**PAGE EXTRACT**

It’s a curious place to be when you notice you no longer want or need.
Disclaimer: This is not about needing or wanting the basic things of life - food, shelter, etc. Nor is it about a loss of desire for relationships, meaningful work or time to pursue interests or projects. Hello, kitchen cabinets I WANT to paint!
Context: I’m in a stage of life I’ve never been which feels to have rushed at me over a period of several months. I confess it’s taken me months to adjust but I think I’m there…I think.
Maybe I should explain by sharing what has been swirling around in my heart and mind:
Nothing to prove
There is some stillness within (and without) I’ve not experienced in many years (maybe ever) because I no longer feel I need to prove myself (not 100% there yet but definitely moving in the right direction). I know who I am and I know I am accepted in the Beloved and nothing can alter that. Neither life nor death nor anything in between.

**EXCERPTED DATA**
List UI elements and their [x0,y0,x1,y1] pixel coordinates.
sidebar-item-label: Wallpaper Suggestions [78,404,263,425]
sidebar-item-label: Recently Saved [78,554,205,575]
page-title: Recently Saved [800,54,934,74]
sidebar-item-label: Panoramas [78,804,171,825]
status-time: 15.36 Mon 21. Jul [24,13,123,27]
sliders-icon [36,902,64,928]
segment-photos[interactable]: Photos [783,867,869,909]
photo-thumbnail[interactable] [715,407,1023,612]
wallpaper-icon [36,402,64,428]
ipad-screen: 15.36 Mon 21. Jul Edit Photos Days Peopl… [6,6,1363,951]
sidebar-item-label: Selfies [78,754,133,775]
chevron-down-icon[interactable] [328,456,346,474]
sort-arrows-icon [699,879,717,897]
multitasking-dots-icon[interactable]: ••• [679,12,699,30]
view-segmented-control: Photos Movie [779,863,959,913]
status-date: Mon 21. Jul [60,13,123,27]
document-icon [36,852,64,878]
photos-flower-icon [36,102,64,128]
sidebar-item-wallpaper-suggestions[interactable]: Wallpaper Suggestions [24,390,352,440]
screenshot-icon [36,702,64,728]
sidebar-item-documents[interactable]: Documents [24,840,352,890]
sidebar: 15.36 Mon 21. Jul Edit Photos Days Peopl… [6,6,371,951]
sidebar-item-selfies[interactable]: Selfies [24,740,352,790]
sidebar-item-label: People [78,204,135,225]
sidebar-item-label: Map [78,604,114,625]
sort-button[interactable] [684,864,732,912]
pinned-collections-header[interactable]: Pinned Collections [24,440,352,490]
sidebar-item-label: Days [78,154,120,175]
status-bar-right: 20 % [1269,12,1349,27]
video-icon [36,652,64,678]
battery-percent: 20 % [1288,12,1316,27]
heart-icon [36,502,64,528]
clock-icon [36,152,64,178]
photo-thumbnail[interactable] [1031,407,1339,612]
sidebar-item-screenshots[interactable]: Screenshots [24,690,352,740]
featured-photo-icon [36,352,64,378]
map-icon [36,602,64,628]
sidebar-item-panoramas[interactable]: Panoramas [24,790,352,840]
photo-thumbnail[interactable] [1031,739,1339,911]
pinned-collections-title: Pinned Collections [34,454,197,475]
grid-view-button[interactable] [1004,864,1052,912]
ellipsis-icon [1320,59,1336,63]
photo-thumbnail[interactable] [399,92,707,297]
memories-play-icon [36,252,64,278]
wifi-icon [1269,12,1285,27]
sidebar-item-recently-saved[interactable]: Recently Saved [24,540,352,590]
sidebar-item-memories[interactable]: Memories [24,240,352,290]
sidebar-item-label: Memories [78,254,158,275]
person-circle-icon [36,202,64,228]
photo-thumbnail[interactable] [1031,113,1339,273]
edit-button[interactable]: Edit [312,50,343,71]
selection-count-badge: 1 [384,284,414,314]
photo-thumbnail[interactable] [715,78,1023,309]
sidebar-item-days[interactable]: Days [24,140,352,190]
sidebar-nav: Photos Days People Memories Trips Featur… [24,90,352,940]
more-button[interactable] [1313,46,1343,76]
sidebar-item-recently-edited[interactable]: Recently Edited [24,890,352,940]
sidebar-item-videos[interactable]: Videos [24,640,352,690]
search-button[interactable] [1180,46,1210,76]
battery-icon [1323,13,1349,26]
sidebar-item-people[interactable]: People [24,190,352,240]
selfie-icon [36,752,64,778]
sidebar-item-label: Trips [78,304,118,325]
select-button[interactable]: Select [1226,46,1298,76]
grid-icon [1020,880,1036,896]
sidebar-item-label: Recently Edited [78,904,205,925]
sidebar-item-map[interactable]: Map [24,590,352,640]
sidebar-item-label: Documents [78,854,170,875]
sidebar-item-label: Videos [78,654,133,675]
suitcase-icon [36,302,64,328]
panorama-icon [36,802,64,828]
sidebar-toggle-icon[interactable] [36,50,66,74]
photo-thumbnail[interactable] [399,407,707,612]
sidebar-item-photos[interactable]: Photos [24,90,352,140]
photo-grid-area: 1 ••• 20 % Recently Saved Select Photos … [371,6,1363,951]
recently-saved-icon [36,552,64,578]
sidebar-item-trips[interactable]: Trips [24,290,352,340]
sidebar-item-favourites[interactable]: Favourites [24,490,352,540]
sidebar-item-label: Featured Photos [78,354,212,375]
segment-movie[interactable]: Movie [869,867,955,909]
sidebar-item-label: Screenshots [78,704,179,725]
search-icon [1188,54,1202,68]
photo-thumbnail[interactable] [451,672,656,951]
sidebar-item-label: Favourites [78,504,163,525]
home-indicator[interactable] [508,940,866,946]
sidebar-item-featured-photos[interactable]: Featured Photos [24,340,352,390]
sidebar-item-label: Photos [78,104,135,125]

**OBJECTIVE 1**
In the reflection, list the things its disclaimer says the piece is not about losing desire for.
**OBJECTIVE 2**
Update the entries from their first line through the line containing "status-time: 15.36 Mon 21. Jul [24,13,123,27]", inclusive, so that "sidebar-item-label" becomes "nav-label". Keep everything else unchanged, and give only those lines.
The reflection and the entries have nothing to do with each other.

**TASK ANSWER 1**
- relationships
- meaningful work
- time to pursue interests or projects

**TASK ANSWER 2**
List UI elements and their [x0,y0,x1,y1] pixel coordinates.
nav-label: Wallpaper Suggestions [78,404,263,425]
nav-label: Recently Saved [78,554,205,575]
page-title: Recently Saved [800,54,934,74]
nav-label: Panoramas [78,804,171,825]
status-time: 15.36 Mon 21. Jul [24,13,123,27]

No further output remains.